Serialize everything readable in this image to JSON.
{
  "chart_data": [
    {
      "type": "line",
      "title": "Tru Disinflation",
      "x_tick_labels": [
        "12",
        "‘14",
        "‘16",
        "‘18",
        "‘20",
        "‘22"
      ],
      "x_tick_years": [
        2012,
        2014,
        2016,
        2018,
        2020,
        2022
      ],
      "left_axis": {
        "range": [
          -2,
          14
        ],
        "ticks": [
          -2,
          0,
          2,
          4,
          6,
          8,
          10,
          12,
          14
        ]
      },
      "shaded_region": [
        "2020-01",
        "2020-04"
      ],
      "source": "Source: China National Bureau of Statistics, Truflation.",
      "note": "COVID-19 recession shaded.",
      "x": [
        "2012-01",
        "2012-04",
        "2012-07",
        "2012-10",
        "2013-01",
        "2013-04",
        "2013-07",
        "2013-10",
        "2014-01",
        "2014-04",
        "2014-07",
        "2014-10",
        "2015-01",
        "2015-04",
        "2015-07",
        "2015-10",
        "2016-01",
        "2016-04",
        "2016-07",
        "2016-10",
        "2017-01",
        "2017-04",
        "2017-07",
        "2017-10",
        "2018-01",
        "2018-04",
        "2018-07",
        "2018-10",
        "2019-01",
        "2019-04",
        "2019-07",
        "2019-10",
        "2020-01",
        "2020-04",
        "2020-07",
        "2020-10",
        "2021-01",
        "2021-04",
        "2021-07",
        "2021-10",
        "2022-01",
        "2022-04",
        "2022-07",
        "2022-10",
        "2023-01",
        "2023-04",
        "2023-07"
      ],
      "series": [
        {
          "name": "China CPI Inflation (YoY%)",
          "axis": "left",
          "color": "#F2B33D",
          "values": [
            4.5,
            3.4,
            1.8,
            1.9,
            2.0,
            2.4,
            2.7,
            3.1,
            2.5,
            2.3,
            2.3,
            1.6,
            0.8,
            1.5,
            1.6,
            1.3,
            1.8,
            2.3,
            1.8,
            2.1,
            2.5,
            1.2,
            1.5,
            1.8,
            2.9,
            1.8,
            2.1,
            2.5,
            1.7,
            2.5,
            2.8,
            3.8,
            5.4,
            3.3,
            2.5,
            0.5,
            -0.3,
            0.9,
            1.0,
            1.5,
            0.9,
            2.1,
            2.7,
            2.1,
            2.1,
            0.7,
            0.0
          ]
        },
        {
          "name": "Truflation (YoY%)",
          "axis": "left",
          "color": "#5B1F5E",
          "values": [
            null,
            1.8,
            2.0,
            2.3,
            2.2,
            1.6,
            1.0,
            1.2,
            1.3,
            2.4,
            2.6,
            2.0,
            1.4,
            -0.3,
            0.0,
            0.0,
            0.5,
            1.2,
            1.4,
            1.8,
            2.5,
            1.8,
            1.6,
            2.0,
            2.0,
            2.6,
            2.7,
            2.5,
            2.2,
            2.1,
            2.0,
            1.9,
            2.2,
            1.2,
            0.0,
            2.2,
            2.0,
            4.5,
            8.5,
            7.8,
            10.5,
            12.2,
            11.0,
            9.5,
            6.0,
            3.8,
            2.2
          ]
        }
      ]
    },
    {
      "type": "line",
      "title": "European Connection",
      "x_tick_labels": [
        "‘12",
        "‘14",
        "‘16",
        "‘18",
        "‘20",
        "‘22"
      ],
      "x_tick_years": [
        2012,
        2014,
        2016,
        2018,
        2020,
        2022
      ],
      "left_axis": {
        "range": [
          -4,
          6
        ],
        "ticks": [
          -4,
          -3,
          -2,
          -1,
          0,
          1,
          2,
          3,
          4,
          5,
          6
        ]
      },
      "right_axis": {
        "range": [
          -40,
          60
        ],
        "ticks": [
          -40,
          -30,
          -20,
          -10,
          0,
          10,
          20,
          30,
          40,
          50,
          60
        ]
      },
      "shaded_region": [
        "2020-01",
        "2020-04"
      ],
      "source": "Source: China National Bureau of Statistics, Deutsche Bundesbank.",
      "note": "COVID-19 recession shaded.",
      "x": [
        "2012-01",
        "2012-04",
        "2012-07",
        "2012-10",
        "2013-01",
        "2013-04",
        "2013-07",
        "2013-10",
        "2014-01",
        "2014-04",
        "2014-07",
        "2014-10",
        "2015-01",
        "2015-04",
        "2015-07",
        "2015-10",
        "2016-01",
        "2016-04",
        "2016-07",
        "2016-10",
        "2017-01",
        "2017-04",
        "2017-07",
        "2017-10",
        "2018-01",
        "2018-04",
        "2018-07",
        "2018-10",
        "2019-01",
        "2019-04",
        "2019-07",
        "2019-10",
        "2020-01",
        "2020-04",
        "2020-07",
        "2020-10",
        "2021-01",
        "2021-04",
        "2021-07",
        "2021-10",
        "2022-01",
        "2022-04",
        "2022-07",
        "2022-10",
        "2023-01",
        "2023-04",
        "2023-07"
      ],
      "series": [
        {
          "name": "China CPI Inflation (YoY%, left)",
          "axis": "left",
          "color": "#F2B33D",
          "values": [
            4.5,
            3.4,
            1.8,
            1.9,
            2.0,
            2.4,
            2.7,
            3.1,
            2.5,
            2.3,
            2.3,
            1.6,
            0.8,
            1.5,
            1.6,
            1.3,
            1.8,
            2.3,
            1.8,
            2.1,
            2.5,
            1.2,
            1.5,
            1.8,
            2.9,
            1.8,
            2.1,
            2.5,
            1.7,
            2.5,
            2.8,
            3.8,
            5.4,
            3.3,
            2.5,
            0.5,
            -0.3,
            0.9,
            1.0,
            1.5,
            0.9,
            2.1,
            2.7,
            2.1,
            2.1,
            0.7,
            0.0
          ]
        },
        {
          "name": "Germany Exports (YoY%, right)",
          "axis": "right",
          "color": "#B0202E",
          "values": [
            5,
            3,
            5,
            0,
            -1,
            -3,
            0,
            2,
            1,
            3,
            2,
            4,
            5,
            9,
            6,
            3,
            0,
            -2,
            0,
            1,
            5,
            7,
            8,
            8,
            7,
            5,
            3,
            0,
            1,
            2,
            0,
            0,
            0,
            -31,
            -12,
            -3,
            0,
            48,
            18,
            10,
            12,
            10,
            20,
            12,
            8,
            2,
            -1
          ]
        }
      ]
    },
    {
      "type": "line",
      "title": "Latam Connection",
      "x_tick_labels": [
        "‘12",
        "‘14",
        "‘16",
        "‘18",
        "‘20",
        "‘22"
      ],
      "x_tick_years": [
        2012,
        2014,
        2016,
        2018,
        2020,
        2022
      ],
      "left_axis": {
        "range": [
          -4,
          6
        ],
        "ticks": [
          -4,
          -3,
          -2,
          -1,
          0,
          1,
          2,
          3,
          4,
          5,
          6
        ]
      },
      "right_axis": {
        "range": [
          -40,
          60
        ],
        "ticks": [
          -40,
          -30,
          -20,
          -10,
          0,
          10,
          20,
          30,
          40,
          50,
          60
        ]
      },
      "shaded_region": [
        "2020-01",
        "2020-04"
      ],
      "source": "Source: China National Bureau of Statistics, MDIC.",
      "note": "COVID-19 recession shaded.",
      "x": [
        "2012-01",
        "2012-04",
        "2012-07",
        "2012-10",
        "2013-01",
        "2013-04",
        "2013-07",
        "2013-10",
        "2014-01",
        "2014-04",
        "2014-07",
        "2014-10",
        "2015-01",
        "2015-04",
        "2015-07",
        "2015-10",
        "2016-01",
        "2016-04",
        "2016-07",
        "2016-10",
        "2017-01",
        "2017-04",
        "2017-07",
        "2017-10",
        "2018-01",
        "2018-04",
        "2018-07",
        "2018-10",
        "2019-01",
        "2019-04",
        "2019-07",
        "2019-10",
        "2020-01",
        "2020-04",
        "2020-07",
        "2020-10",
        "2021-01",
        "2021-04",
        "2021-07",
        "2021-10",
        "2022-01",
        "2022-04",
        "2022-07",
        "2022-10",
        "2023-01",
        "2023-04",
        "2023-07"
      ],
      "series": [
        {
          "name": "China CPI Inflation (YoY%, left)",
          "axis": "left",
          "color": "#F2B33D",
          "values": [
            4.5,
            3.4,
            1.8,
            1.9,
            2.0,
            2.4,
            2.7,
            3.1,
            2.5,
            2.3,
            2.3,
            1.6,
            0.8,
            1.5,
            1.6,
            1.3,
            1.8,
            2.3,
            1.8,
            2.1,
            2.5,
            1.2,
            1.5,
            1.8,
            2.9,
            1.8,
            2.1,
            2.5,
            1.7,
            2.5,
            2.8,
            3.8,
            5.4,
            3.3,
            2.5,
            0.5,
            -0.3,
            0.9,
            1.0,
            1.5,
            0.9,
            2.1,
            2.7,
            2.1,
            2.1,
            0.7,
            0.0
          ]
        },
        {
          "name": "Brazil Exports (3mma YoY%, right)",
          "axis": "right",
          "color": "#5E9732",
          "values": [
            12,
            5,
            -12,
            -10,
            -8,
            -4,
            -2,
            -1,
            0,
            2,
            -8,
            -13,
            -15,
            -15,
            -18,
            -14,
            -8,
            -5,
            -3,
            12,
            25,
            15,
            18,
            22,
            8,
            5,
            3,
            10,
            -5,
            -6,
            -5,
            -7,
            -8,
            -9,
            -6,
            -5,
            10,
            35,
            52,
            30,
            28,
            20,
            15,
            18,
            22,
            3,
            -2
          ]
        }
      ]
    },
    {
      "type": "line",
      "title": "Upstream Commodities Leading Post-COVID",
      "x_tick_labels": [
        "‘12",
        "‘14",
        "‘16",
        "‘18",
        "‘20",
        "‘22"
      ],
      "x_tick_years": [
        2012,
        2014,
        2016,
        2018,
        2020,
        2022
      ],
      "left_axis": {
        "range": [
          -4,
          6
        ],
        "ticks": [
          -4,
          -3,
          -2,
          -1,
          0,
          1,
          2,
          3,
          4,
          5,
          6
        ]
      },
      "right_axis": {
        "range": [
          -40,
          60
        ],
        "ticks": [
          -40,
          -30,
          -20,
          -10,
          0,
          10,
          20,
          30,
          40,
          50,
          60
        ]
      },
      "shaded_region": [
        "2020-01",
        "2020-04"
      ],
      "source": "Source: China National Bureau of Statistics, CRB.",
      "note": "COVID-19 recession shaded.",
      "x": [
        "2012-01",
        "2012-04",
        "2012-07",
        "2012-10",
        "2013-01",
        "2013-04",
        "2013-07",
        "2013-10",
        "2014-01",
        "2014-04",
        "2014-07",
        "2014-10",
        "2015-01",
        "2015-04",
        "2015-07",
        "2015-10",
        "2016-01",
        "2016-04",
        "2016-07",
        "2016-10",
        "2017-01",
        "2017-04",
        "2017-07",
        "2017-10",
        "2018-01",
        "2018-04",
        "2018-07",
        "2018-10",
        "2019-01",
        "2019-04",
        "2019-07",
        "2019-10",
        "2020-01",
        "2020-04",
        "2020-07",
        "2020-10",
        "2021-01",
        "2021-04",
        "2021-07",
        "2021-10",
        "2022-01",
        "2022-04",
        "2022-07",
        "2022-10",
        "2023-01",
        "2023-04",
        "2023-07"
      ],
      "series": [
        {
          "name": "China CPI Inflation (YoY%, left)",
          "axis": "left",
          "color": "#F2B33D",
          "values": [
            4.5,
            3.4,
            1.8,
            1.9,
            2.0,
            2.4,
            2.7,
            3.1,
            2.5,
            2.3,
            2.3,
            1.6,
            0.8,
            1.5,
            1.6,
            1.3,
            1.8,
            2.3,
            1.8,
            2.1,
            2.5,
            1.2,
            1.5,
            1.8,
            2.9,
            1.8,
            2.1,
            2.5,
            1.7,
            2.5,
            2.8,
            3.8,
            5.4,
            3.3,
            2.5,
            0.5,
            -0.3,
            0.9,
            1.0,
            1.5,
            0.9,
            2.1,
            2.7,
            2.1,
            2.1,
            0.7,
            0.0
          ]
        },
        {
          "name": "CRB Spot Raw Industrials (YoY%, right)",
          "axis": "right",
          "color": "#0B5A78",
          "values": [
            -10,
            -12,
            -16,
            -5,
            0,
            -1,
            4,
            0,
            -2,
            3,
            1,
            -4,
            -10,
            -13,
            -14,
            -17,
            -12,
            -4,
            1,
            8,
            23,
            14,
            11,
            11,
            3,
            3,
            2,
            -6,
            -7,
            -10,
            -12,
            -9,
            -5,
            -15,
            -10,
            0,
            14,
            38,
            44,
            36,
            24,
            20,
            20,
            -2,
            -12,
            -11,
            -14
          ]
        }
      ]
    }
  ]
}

### [PROBLEM TO WORK ON]
Choose all lines containing the string "Truflation" and copy them out.

### [WRITTEN RESPONSE]
      "source": "Source: China National Bureau of Statistics, Truflation.",
          "name": "Truflation (YoY%)",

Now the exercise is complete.